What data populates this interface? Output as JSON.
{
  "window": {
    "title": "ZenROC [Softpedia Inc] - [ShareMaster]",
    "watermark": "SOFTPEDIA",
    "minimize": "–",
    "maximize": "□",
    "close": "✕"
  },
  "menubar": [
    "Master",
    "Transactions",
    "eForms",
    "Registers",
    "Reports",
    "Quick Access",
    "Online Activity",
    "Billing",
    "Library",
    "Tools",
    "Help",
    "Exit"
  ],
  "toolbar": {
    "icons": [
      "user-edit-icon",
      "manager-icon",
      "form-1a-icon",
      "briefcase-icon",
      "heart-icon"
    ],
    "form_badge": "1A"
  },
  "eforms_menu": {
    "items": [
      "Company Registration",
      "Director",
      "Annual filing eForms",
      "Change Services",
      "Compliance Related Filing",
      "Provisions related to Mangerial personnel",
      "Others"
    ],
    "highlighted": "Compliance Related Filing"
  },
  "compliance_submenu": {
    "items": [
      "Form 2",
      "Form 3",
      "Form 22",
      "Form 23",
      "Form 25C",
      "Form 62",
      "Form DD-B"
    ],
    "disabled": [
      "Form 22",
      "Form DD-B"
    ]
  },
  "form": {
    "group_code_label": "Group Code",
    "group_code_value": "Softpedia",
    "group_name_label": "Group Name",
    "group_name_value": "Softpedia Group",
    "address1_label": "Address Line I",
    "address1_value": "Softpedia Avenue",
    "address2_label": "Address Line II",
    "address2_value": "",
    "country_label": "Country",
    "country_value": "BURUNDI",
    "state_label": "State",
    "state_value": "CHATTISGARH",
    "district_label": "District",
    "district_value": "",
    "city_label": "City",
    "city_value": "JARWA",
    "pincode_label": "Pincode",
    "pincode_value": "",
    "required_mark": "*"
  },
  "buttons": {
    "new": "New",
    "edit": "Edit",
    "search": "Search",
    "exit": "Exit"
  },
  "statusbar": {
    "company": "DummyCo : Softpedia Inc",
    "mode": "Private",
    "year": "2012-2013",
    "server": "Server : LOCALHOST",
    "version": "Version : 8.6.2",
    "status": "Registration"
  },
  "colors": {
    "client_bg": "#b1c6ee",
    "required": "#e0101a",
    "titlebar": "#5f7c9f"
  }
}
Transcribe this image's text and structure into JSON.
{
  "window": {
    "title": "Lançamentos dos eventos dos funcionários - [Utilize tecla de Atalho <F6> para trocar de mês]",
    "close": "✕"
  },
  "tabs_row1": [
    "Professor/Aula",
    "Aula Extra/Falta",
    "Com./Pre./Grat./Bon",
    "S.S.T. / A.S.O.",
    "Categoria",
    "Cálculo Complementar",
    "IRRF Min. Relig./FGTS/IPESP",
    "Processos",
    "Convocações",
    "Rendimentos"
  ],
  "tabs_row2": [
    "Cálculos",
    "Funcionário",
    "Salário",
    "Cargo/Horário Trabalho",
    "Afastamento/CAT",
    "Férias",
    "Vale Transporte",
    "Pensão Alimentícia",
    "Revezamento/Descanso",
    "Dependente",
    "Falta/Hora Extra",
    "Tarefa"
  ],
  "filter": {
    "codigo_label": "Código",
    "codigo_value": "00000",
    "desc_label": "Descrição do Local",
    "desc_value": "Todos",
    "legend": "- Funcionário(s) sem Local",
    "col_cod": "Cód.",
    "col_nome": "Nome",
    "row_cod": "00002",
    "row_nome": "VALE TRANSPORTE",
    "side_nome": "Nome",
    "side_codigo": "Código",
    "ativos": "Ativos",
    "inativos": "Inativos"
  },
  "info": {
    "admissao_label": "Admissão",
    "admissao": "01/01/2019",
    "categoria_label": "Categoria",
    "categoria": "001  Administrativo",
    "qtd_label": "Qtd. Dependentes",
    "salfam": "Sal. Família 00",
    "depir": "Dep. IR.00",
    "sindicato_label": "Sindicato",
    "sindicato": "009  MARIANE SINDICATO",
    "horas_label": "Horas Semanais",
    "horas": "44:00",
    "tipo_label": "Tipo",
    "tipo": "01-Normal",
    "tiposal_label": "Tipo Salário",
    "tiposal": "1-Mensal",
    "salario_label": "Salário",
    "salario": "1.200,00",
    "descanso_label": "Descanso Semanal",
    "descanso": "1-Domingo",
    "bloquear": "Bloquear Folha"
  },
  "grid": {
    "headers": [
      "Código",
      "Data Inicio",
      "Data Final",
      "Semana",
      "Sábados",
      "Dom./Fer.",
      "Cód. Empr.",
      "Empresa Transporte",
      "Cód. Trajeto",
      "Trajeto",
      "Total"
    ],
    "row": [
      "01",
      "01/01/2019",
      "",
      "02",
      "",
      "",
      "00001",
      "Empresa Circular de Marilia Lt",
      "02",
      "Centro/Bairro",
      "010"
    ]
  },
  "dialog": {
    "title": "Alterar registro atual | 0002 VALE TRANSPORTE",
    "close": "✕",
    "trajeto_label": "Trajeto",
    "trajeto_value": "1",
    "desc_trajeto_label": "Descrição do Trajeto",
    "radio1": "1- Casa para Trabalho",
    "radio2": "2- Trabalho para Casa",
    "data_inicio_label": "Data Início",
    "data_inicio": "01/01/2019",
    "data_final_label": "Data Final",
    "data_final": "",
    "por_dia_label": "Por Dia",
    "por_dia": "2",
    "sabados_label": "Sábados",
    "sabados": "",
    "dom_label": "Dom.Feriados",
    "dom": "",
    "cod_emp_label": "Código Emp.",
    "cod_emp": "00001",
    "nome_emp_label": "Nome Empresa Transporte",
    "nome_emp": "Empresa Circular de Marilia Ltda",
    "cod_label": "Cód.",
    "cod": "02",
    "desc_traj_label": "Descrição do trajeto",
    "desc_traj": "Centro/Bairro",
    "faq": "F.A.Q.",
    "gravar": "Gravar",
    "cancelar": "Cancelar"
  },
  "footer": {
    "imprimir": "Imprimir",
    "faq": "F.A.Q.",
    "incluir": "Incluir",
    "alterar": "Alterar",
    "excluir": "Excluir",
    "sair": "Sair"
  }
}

•••••

▸ The problem
Every record shown above must be echoed exactly.

▸ The result
What data populates this interface? Output as JSON.
{
  "window": {
    "title": "ZenROC [Softpedia Inc] - [ShareMaster]",
    "watermark": "SOFTPEDIA",
    "minimize": "–",
    "maximize": "□",
    "close": "✕"
  },
  "menubar": [
    "Master",
    "Transactions",
    "eForms",
    "Registers",
    "Reports",
    "Quick Access",
    "Online Activity",
    "Billing",
    "Library",
    "Tools",
    "Help",
    "Exit"
  ],
  "toolbar": {
    "icons": [
      "user-edit-icon",
      "manager-icon",
      "form-1a-icon",
      "briefcase-icon",
      "heart-icon"
    ],
    "form_badge": "1A"
  },
  "eforms_menu": {
    "items": [
      "Company Registration",
      "Director",
      "Annual filing eForms",
      "Change Services",
      "Compliance Related Filing",
      "Provisions related to Mangerial personnel",
      "Others"
    ],
    "highlighted": "Compliance Related Filing"
  },
  "compliance_submenu": {
    "items": [
      "Form 2",
      "Form 3",
      "Form 22",
      "Form 23",
      "Form 25C",
      "Form 62",
      "Form DD-B"
    ],
    "disabled": [
      "Form 22",
      "Form DD-B"
    ]
  },
  "form": {
    "group_code_label": "Group Code",
    "group_code_value": "Softpedia",
    "group_name_label": "Group Name",
    "group_name_value": "Softpedia Group",
    "address1_label": "Address Line I",
    "address1_value": "Softpedia Avenue",
    "address2_label": "Address Line II",
    "address2_value": "",
    "country_label": "Country",
    "country_value": "BURUNDI",
    "state_label": "State",
    "state_value": "CHATTISGARH",
    "district_label": "District",
    "district_value": "",
    "city_label": "City",
    "city_value": "JARWA",
    "pincode_label": "Pincode",
    "pincode_value": "",
    "required_mark": "*"
  },
  "buttons": {
    "new": "New",
    "edit": "Edit",
    "search": "Search",
    "exit": "Exit"
  },
  "statusbar": {
    "company": "DummyCo : Softpedia Inc",
    "mode": "Private",
    "year": "2012-2013",
    "server": "Server : LOCALHOST",
    "version": "Version : 8.6.2",
    "status": "Registration"
  },
  "colors": {
    "client_bg": "#b1c6ee",
    "required": "#e0101a",
    "titlebar": "#5f7c9f"
  }
}
Transcribe this image's text and structure into JSON.
{
  "window": {
    "title": "Lançamentos dos eventos dos funcionários - [Utilize tecla de Atalho <F6> para trocar de mês]",
    "close": "✕"
  },
  "tabs_row1": [
    "Professor/Aula",
    "Aula Extra/Falta",
    "Com./Pre./Grat./Bon",
    "S.S.T. / A.S.O.",
    "Categoria",
    "Cálculo Complementar",
    "IRRF Min. Relig./FGTS/IPESP",
    "Processos",
    "Convocações",
    "Rendimentos"
  ],
  "tabs_row2": [
    "Cálculos",
    "Funcionário",
    "Salário",
    "Cargo/Horário Trabalho",
    "Afastamento/CAT",
    "Férias",
    "Vale Transporte",
    "Pensão Alimentícia",
    "Revezamento/Descanso",
    "Dependente",
    "Falta/Hora Extra",
    "Tarefa"
  ],
  "filter": {
    "codigo_label": "Código",
    "codigo_value": "00000",
    "desc_label": "Descrição do Local",
    "desc_value": "Todos",
    "legend": "- Funcionário(s) sem Local",
    "col_cod": "Cód.",
    "col_nome": "Nome",
    "row_cod": "00002",
    "row_nome": "VALE TRANSPORTE",
    "side_nome": "Nome",
    "side_codigo": "Código",
    "ativos": "Ativos",
    "inativos": "Inativos"
  },
  "info": {
    "admissao_label": "Admissão",
    "admissao": "01/01/2019",
    "categoria_label": "Categoria",
    "categoria": "001  Administrativo",
    "qtd_label": "Qtd. Dependentes",
    "salfam": "Sal. Família 00",
    "depir": "Dep. IR.00",
    "sindicato_label": "Sindicato",
    "sindicato": "009  MARIANE SINDICATO",
    "horas_label": "Horas Semanais",
    "horas": "44:00",
    "tipo_label": "Tipo",
    "tipo": "01-Normal",
    "tiposal_label": "Tipo Salário",
    "tiposal": "1-Mensal",
    "salario_label": "Salário",
    "salario": "1.200,00",
    "descanso_label": "Descanso Semanal",
    "descanso": "1-Domingo",
    "bloquear": "Bloquear Folha"
  },
  "grid": {
    "headers": [
      "Código",
      "Data Inicio",
      "Data Final",
      "Semana",
      "Sábados",
      "Dom./Fer.",
      "Cód. Empr.",
      "Empresa Transporte",
      "Cód. Trajeto",
      "Trajeto",
      "Total"
    ],
    "row": [
      "01",
      "01/01/2019",
      "",
      "02",
      "",
      "",
      "00001",
      "Empresa Circular de Marilia Lt",
      "02",
      "Centro/Bairro",
      "010"
    ]
  },
  "dialog": {
    "title": "Alterar registro atual | 0002 VALE TRANSPORTE",
    "close": "✕",
    "trajeto_label": "Trajeto",
    "trajeto_value": "1",
    "desc_trajeto_label": "Descrição do Trajeto",
    "radio1": "1- Casa para Trabalho",
    "radio2": "2- Trabalho para Casa",
    "data_inicio_label": "Data Início",
    "data_inicio": "01/01/2019",
    "data_final_label": "Data Final",
    "data_final": "",
    "por_dia_label": "Por Dia",
    "por_dia": "2",
    "sabados_label": "Sábados",
    "sabados": "",
    "dom_label": "Dom.Feriados",
    "dom": "",
    "cod_emp_label": "Código Emp.",
    "cod_emp": "00001",
    "nome_emp_label": "Nome Empresa Transporte",
    "nome_emp": "Empresa Circular de Marilia Ltda",
    "cod_label": "Cód.",
    "cod": "02",
    "desc_traj_label": "Descrição do trajeto",
    "desc_traj": "Centro/Bairro",
    "faq": "F.A.Q.",
    "gravar": "Gravar",
    "cancelar": "Cancelar"
  },
  "footer": {
    "imprimir": "Imprimir",
    "faq": "F.A.Q.",
    "incluir": "Incluir",
    "alterar": "Alterar",
    "excluir": "Excluir",
    "sair": "Sair"
  }
}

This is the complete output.